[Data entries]
+---+
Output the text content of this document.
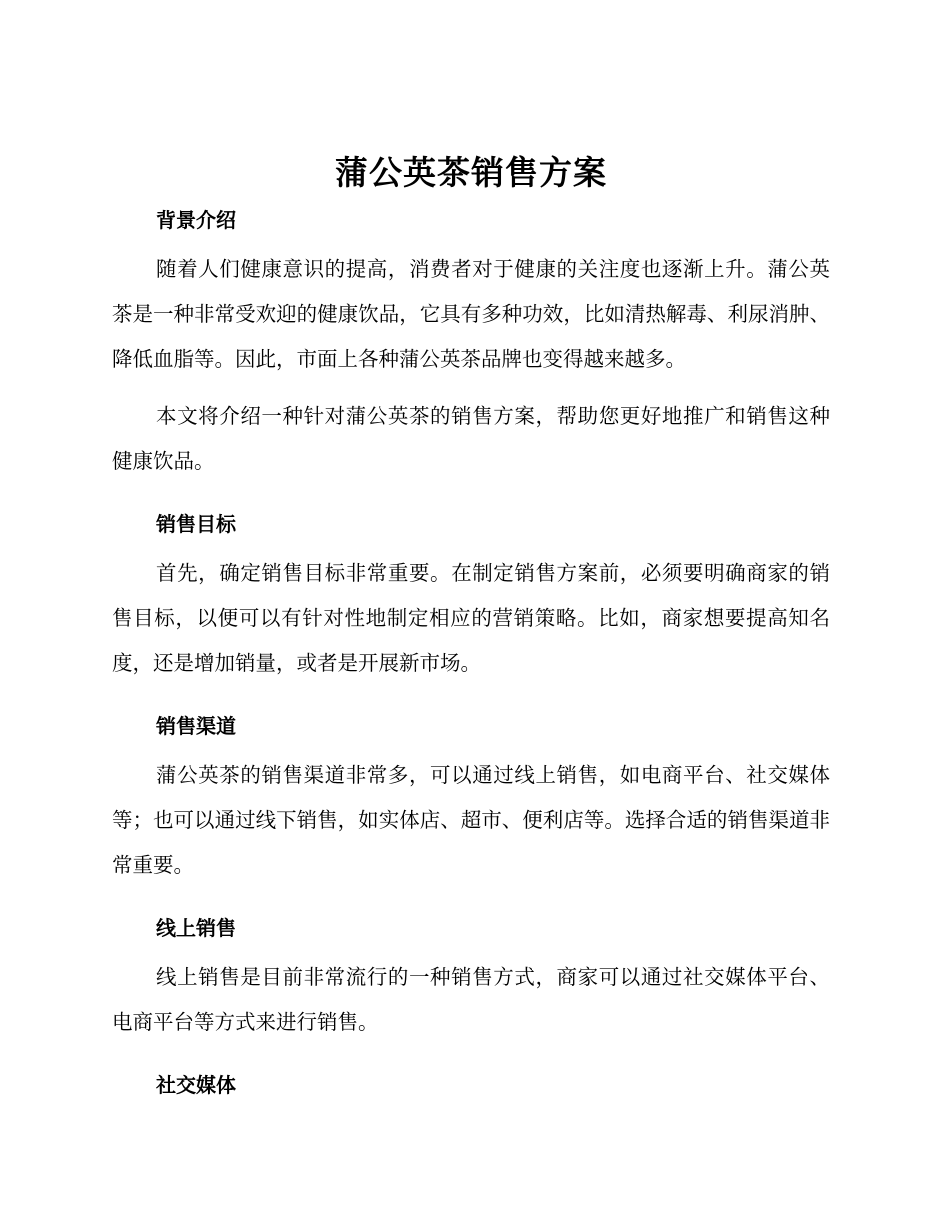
蒲公英茶销售方案
背景介绍

随着人们健康意识的提高，消费者对于健康的关注度也逐渐上升。蒲公英茶是一种非常受欢迎的健康饮品，它具有多种功效，比如清热解毒、利尿消肿、降低血脂等。因此，市面上各种蒲公英茶品牌也变得越来越多。

本文将介绍一种针对蒲公英茶的销售方案，帮助您更好地推广和销售这种健康饮品。

销售目标

首先，确定销售目标非常重要。在制定销售方案前，必须要明确商家的销售目标，以便可以有针对性地制定相应的营销策略。比如，商家想要提高知名度，还是增加销量，或者是开展新市场。

销售渠道

蒲公英茶的销售渠道非常多，可以通过线上销售，如电商平台、社交媒体等；也可以通过线下销售，如实体店、超市、便利店等。选择合适的销售渠道非常重要。

线上销售

线上销售是目前非常流行的一种销售方式，商家可以通过社交媒体平台、电商平台等方式来进行销售。

社交媒体
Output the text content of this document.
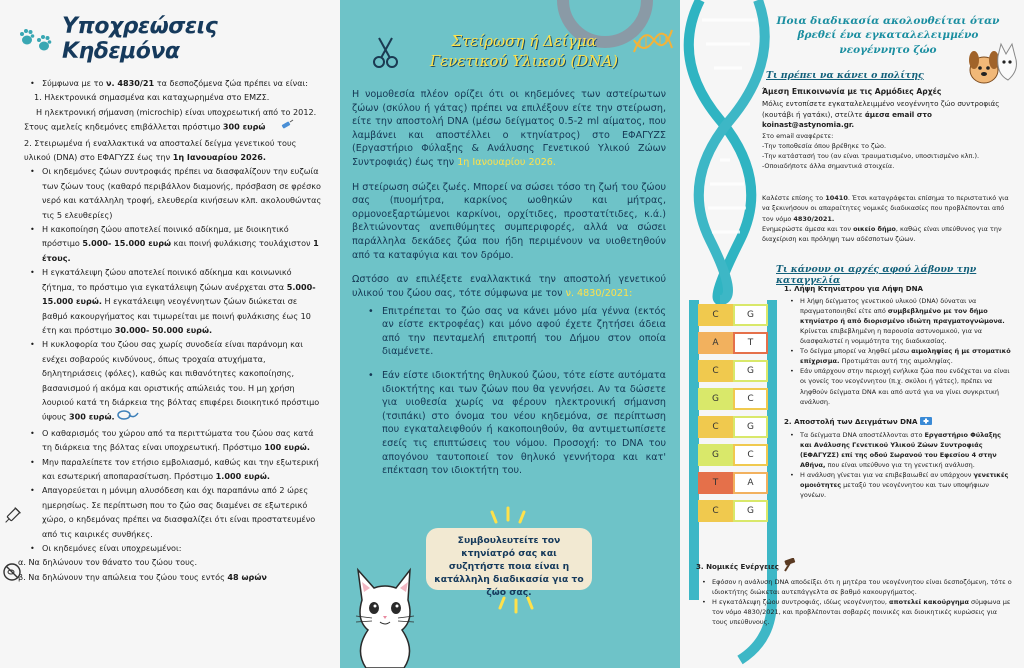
Υποχρεώσεις Κηδεμόνα

• Σύμφωνα με το ν. 4830/21 τα δεσποζόμενα ζώα πρέπει να είναι:

1. Ηλεκτρονικά σημασμένα και καταχωρημένα στο ΕΜΖΣ.

Η ηλεκτρονική σήμανση (microchip) είναι υποχρεωτική από το 2012. Στους αμελείς κηδεμόνες επιβάλλεται πρόστιμο 300 ευρώ

2. Στειρωμένα ή εναλλακτικά να αποσταλεί δείγμα γενετικού τους υλικού (DNA) στο ΕΦΑΓΥΖΣ έως την 1η Ιανουαρίου 2026.

• Οι κηδεμόνες ζώων συντροφιάς πρέπει να διασφαλίζουν την ευζωία των ζώων τους (καθαρό περιβάλλον διαμονής, πρόσβαση σε φρέσκο νερό και κατάλληλη τροφή, ελευθερία κινήσεων κλπ. ακολουθώντας τις 5 ελευθερίες)

• Η κακοποίηση ζώου αποτελεί ποινικό αδίκημα, με διοικητικό πρόστιμο 5.000- 15.000 ευρώ και ποινή φυλάκισης τουλάχιστον 1 έτους.

• Η εγκατάλειψη ζώου αποτελεί ποινικό αδίκημα και κοινωνικό ζήτημα, το πρόστιμο για εγκατάλειψη ζώων ανέρχεται στα 5.000- 15.000 ευρώ. Η εγκατάλειψη νεογέννητων ζώων διώκεται σε βαθμό κακουργήματος και τιμωρείται με ποινή φυλάκισης έως 10 έτη και πρόστιμο 30.000- 50.000 ευρώ.

• Η κυκλοφορία του ζώου σας χωρίς συνοδεία είναι παράνομη και ενέχει σοβαρούς κινδύνους, όπως τροχαία ατυχήματα, δηλητηριάσεις (φόλες), καθώς και πιθανότητες κακοποίησης, βασανισμού ή ακόμα και οριστικής απώλειάς του. Η μη χρήση λουριού κατά τη διάρκεια της βόλτας επιφέρει διοικητικό πρόστιμο ύψους 300 ευρώ.

• Ο καθαρισμός του χώρου από τα περιττώματα του ζώου σας κατά τη διάρκεια της βόλτας είναι υποχρεωτική. Πρόστιμο 100 ευρώ.

• Μην παραλείπετε τον ετήσιο εμβολιασμό, καθώς και την εξωτερική και εσωτερική αποπαρασίτωση. Πρόστιμο 1.000 ευρώ.

• Απαγορεύεται η μόνιμη αλυσόδεση και όχι παραπάνω από 2 ώρες ημερησίως. Σε περίπτωση που το ζώο σας διαμένει σε εξωτερικό χώρο, ο κηδεμόνας πρέπει να διασφαλίζει ότι είναι προστατευμένο από τις καιρικές συνθήκες.

• Οι κηδεμόνες είναι υποχρεωμένοι:

α. Να δηλώνουν τον θάνατο του ζώου τους.

β. Να δηλώνουν την απώλεια του ζώου τους εντός 48 ωρών

Στείρωση ή Δείγμα
Γενετικού Υλικού (DNA)

Η νομοθεσία πλέον ορίζει ότι οι κηδεμόνες των αστείρωτων ζώων (σκύλου ή γάτας) πρέπει να επιλέξουν είτε την στείρωση, είτε την αποστολή DNA (μέσω δείγματος 0.5-2 ml αίματος, που λαμβάνει και αποστέλλει ο κτηνίατρος) στο ΕΦΑΓΥΖΣ (Εργαστήριο Φύλαξης & Ανάλυσης Γενετικού Υλικού Ζώων Συντροφιάς) έως την 1η Ιανουαρίου 2026.

Η στείρωση σώζει ζωές. Μπορεί να σώσει τόσο τη ζωή του ζώου σας (πυομήτρα, καρκίνος ωοθηκών και μήτρας, ορμονοεξαρτώμενοι καρκίνοι, ορχίτιδες, προστατίτιδες, κ.ά.) βελτιώνοντας ανεπιθύμητες συμπεριφορές, αλλά να σώσει παράλληλα δεκάδες ζώα που ήδη περιμένουν να υιοθετηθούν από τα καταφύγια και τον δρόμο.

Ωστόσο αν επιλέξετε εναλλακτικά την αποστολή γενετικού υλικού του ζώου σας, τότε σύμφωνα με τον ν. 4830/2021:

• Επιτρέπεται το ζώο σας να κάνει μόνο μία γέννα (εκτός αν είστε εκτροφέας) και μόνο αφού έχετε ζητήσει άδεια από την πενταμελή επιτροπή του Δήμου στον οποία διαμένετε.
• Εάν είστε ιδιοκτήτης θηλυκού ζώου, τότε είστε αυτόματα ιδιοκτήτης και των ζώων που θα γεννήσει. Αν τα δώσετε για υιοθεσία χωρίς να φέρουν ηλεκτρονική σήμανση (τσιπάκι) στο όνομα του νέου κηδεμόνα, σε περίπτωση που εγκαταλειφθούν ή κακοποιηθούν, θα αντιμετωπίσετε εσείς τις επιπτώσεις του νόμου. Προσοχή: το DNA του απογόνου ταυτοποιεί τον θηλυκό γεννήτορα και κατ' επέκταση τον ιδιοκτήτη του.
Συμβουλευτείτε τον κτηνίατρό σας και συζητήστε ποια είναι η κατάλληλη διαδικασία για το ζώο σας.
C	G
A	T
C	G
G	C
C	G
G	C
T	A
C	G
Ποια διαδικασία ακολουθείται όταν βρεθεί ένα εγκαταλελειμμένο νεογέννητο ζώο
Τι πρέπει να κάνει ο πολίτης

Άμεση Επικοινωνία με τις Αρμόδιες Αρχές

Μόλις εντοπίσετε εγκαταλελειμμένο νεογέννητο ζώο συντροφιάς (κουτάβι ή γατάκι), στείλτε άμεσα email στο koinast@astynomia.gr.

Στο email αναφέρετε:

-Την τοποθεσία όπου βρέθηκε το ζώο.

-Την κατάστασή του (αν είναι τραυματισμένο, υποσιτισμένο κλπ.).

-Οποιαδήποτε άλλα σημαντικά στοιχεία.

Καλέστε επίσης το 10410. Έτσι καταγράφεται επίσημα το περιστατικό για να ξεκινήσουν οι απαραίτητες νομικές διαδικασίες που προβλέπονται από τον νόμο 4830/2021.

Ενημερώστε άμεσα και τον οικείο δήμο, καθώς είναι υπεύθυνος για την διαχείριση και πρόληψη των αδέσποτων ζώων.

Τι κάνουν οι αρχές αφού λάβουν την καταγγελία

1. Λήψη Κτηνιατρου για Λήψη DNA

• Η λήψη δείγματος γενετικού υλικού (DNA) δύναται να πραγματοποιηθεί είτε από συμβεβλημένο με τον δήμο κτηνίατρο ή από διορισμένο ιδιώτη πραγματογνώμονα. Κρίνεται επιβεβλημένη η παρουσία αστυνομικού, για να διασφαλιστεί η νομιμότητα της διαδικασίας.

• Το δείγμα μπορεί να ληφθεί μέσω αιμοληψίας ή με στοματικό επίχρισμα. Προτιμάται αυτή της αιμοληψίας.

• Εάν υπάρχουν στην περιοχή ενήλικα ζώα που ενδέχεται να είναι οι γονείς του νεογέννητου (π.χ. σκύλοι ή γάτες), πρέπει να ληφθούν δείγματα DNA και από αυτά για να γίνει συγκριτική ανάλυση.

2. Αποστολή των Δειγμάτων DNA

• Τα δείγματα DNA αποστέλλονται στο Εργαστήριο Φύλαξης και Ανάλυσης Γενετικού Υλικού Ζώων Συντροφιάς (ΕΦΑΓΥΖΣ) επί της οδού Σωρανού του Εφεσίου 4 στην Αθήνα, που είναι υπεύθυνο για τη γενετική ανάλυση.

• Η ανάλυση γίνεται για να επιβεβαιωθεί αν υπάρχουν γενετικές ομοιότητες μεταξύ του νεογέννητου και των υποψήφιων γονέων.

3. Νομικές Ενέργειες

• Εφόσον η ανάλυση DNA αποδείξει ότι η μητέρα του νεογέννητου είναι δεσποζόμενη, τότε ο ιδιοκτήτης διώκεται αυτεπάγγελτα σε βαθμό κακουργήματος.

• Η εγκατάλειψη ζώου συντροφιάς, ιδίως νεογέννητου, αποτελεί κακούργημα σύμφωνα με τον νόμο 4830/2021, και προβλέπονται σοβαρές ποινικές και διοικητικές κυρώσεις για τους υπεύθυνους.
+---+
- Task directions
From the entries above, collect every line with the string "βόλτας" in it.

- The answer
• Η κυκλοφορία του ζώου σας χωρίς συνοδεία είναι παράνομη και ενέχει σοβαρούς κινδύνους, όπως τροχαία ατυχήματα, δηλητηριάσεις (φόλες), καθώς και πιθανότητες κακοποίησης, βασανισμού ή ακόμα και οριστικής απώλειάς του. Η μη χρήση λουριού κατά τη διάρκεια της βόλτας επιφέρει διοικητικό πρόστιμο ύψους 300 ευρώ.
• Ο καθαρισμός του χώρου από τα περιττώματα του ζώου σας κατά τη διάρκεια της βόλτας είναι υποχρεωτική. Πρόστιμο 100 ευρώ.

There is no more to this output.